What is needed here is an exact copy of every entry.

# [Extracted information]
** START **

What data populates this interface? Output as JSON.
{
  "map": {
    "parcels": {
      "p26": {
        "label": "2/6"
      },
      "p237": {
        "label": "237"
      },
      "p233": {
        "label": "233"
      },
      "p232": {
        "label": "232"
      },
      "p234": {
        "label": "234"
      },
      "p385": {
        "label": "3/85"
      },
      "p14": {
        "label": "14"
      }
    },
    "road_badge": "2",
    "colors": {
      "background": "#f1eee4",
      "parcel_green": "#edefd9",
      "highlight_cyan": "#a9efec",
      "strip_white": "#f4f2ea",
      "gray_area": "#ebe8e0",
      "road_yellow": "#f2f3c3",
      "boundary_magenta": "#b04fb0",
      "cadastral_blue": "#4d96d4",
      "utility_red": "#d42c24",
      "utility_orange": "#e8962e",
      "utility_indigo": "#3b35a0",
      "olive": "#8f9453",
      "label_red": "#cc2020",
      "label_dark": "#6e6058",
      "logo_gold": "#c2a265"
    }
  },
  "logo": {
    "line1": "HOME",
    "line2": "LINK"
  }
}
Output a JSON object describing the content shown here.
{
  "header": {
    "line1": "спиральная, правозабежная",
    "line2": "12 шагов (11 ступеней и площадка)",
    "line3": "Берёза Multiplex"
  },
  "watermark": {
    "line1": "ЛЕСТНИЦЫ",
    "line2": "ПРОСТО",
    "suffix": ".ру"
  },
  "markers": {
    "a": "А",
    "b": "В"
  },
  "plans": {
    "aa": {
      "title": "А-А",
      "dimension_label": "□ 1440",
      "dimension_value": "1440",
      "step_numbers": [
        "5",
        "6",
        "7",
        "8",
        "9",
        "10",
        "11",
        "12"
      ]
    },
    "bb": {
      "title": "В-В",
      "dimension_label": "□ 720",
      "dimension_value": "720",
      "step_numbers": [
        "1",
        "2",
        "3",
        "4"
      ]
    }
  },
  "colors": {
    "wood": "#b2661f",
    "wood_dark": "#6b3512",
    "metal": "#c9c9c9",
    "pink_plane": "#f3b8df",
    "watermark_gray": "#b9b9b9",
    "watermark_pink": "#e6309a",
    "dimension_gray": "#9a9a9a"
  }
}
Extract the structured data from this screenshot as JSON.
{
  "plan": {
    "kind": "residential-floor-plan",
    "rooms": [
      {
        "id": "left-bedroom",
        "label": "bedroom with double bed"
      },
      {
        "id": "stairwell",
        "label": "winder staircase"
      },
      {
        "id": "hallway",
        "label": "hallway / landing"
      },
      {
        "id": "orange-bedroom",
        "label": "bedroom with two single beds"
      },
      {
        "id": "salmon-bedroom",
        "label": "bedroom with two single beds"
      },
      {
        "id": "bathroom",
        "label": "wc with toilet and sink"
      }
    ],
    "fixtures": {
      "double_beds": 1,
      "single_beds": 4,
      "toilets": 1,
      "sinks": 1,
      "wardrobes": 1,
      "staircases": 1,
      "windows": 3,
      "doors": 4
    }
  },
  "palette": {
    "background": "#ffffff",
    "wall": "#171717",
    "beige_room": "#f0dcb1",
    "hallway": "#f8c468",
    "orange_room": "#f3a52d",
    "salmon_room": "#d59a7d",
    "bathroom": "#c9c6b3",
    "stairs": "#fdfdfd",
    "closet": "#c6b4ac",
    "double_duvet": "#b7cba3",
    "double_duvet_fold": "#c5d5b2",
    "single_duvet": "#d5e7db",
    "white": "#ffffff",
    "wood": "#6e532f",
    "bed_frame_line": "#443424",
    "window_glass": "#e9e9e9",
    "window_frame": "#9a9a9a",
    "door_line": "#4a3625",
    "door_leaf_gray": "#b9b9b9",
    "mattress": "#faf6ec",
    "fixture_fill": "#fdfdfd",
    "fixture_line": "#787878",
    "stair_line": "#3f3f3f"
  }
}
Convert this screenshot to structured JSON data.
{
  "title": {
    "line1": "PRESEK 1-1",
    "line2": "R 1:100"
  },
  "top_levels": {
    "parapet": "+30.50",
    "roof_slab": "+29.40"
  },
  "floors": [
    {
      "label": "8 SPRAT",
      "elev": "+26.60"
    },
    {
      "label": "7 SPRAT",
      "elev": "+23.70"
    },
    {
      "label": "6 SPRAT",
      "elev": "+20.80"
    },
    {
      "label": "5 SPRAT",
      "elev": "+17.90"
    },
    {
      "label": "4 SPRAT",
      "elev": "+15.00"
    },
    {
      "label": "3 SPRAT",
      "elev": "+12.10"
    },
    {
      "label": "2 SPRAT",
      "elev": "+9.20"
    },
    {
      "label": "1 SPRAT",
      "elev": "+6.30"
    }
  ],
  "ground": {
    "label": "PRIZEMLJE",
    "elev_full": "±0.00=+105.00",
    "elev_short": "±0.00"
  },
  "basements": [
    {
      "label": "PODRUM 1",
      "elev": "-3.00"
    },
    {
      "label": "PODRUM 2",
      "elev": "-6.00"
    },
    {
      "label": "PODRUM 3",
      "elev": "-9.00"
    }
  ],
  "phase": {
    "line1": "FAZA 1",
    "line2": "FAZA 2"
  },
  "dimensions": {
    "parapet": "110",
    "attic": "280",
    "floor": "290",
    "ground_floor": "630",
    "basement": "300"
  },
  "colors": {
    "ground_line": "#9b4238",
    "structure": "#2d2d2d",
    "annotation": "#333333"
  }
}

** END **

# [Full response]
What data populates this interface? Output as JSON.
{
  "map": {
    "parcels": {
      "p26": {
        "label": "2/6"
      },
      "p237": {
        "label": "237"
      },
      "p233": {
        "label": "233"
      },
      "p232": {
        "label": "232"
      },
      "p234": {
        "label": "234"
      },
      "p385": {
        "label": "3/85"
      },
      "p14": {
        "label": "14"
      }
    },
    "road_badge": "2",
    "colors": {
      "background": "#f1eee4",
      "parcel_green": "#edefd9",
      "highlight_cyan": "#a9efec",
      "strip_white": "#f4f2ea",
      "gray_area": "#ebe8e0",
      "road_yellow": "#f2f3c3",
      "boundary_magenta": "#b04fb0",
      "cadastral_blue": "#4d96d4",
      "utility_red": "#d42c24",
      "utility_orange": "#e8962e",
      "utility_indigo": "#3b35a0",
      "olive": "#8f9453",
      "label_red": "#cc2020",
      "label_dark": "#6e6058",
      "logo_gold": "#c2a265"
    }
  },
  "logo": {
    "line1": "HOME",
    "line2": "LINK"
  }
}
Output a JSON object describing the content shown here.
{
  "header": {
    "line1": "спиральная, правозабежная",
    "line2": "12 шагов (11 ступеней и площадка)",
    "line3": "Берёза Multiplex"
  },
  "watermark": {
    "line1": "ЛЕСТНИЦЫ",
    "line2": "ПРОСТО",
    "suffix": ".ру"
  },
  "markers": {
    "a": "А",
    "b": "В"
  },
  "plans": {
    "aa": {
      "title": "А-А",
      "dimension_label": "□ 1440",
      "dimension_value": "1440",
      "step_numbers": [
        "5",
        "6",
        "7",
        "8",
        "9",
        "10",
        "11",
        "12"
      ]
    },
    "bb": {
      "title": "В-В",
      "dimension_label": "□ 720",
      "dimension_value": "720",
      "step_numbers": [
        "1",
        "2",
        "3",
        "4"
      ]
    }
  },
  "colors": {
    "wood": "#b2661f",
    "wood_dark": "#6b3512",
    "metal": "#c9c9c9",
    "pink_plane": "#f3b8df",
    "watermark_gray": "#b9b9b9",
    "watermark_pink": "#e6309a",
    "dimension_gray": "#9a9a9a"
  }
}
Extract the structured data from this screenshot as JSON.
{
  "plan": {
    "kind": "residential-floor-plan",
    "rooms": [
      {
        "id": "left-bedroom",
        "label": "bedroom with double bed"
      },
      {
        "id": "stairwell",
        "label": "winder staircase"
      },
      {
        "id": "hallway",
        "label": "hallway / landing"
      },
      {
        "id": "orange-bedroom",
        "label": "bedroom with two single beds"
      },
      {
        "id": "salmon-bedroom",
        "label": "bedroom with two single beds"
      },
      {
        "id": "bathroom",
        "label": "wc with toilet and sink"
      }
    ],
    "fixtures": {
      "double_beds": 1,
      "single_beds": 4,
      "toilets": 1,
      "sinks": 1,
      "wardrobes": 1,
      "staircases": 1,
      "windows": 3,
      "doors": 4
    }
  },
  "palette": {
    "background": "#ffffff",
    "wall": "#171717",
    "beige_room": "#f0dcb1",
    "hallway": "#f8c468",
    "orange_room": "#f3a52d",
    "salmon_room": "#d59a7d",
    "bathroom": "#c9c6b3",
    "stairs": "#fdfdfd",
    "closet": "#c6b4ac",
    "double_duvet": "#b7cba3",
    "double_duvet_fold": "#c5d5b2",
    "single_duvet": "#d5e7db",
    "white": "#ffffff",
    "wood": "#6e532f",
    "bed_frame_line": "#443424",
    "window_glass": "#e9e9e9",
    "window_frame": "#9a9a9a",
    "door_line": "#4a3625",
    "door_leaf_gray": "#b9b9b9",
    "mattress": "#faf6ec",
    "fixture_fill": "#fdfdfd",
    "fixture_line": "#787878",
    "stair_line": "#3f3f3f"
  }
}
Convert this screenshot to structured JSON data.
{
  "title": {
    "line1": "PRESEK 1-1",
    "line2": "R 1:100"
  },
  "top_levels": {
    "parapet": "+30.50",
    "roof_slab": "+29.40"
  },
  "floors": [
    {
      "label": "8 SPRAT",
      "elev": "+26.60"
    },
    {
      "label": "7 SPRAT",
      "elev": "+23.70"
    },
    {
      "label": "6 SPRAT",
      "elev": "+20.80"
    },
    {
      "label": "5 SPRAT",
      "elev": "+17.90"
    },
    {
      "label": "4 SPRAT",
      "elev": "+15.00"
    },
    {
      "label": "3 SPRAT",
      "elev": "+12.10"
    },
    {
      "label": "2 SPRAT",
      "elev": "+9.20"
    },
    {
      "label": "1 SPRAT",
      "elev": "+6.30"
    }
  ],
  "ground": {
    "label": "PRIZEMLJE",
    "elev_full": "±0.00=+105.00",
    "elev_short": "±0.00"
  },
  "basements": [
    {
      "label": "PODRUM 1",
      "elev": "-3.00"
    },
    {
      "label": "PODRUM 2",
      "elev": "-6.00"
    },
    {
      "label": "PODRUM 3",
      "elev": "-9.00"
    }
  ],
  "phase": {
    "line1": "FAZA 1",
    "line2": "FAZA 2"
  },
  "dimensions": {
    "parapet": "110",
    "attic": "280",
    "floor": "290",
    "ground_floor": "630",
    "basement": "300"
  },
  "colors": {
    "ground_line": "#9b4238",
    "structure": "#2d2d2d",
    "annotation": "#333333"
  }
}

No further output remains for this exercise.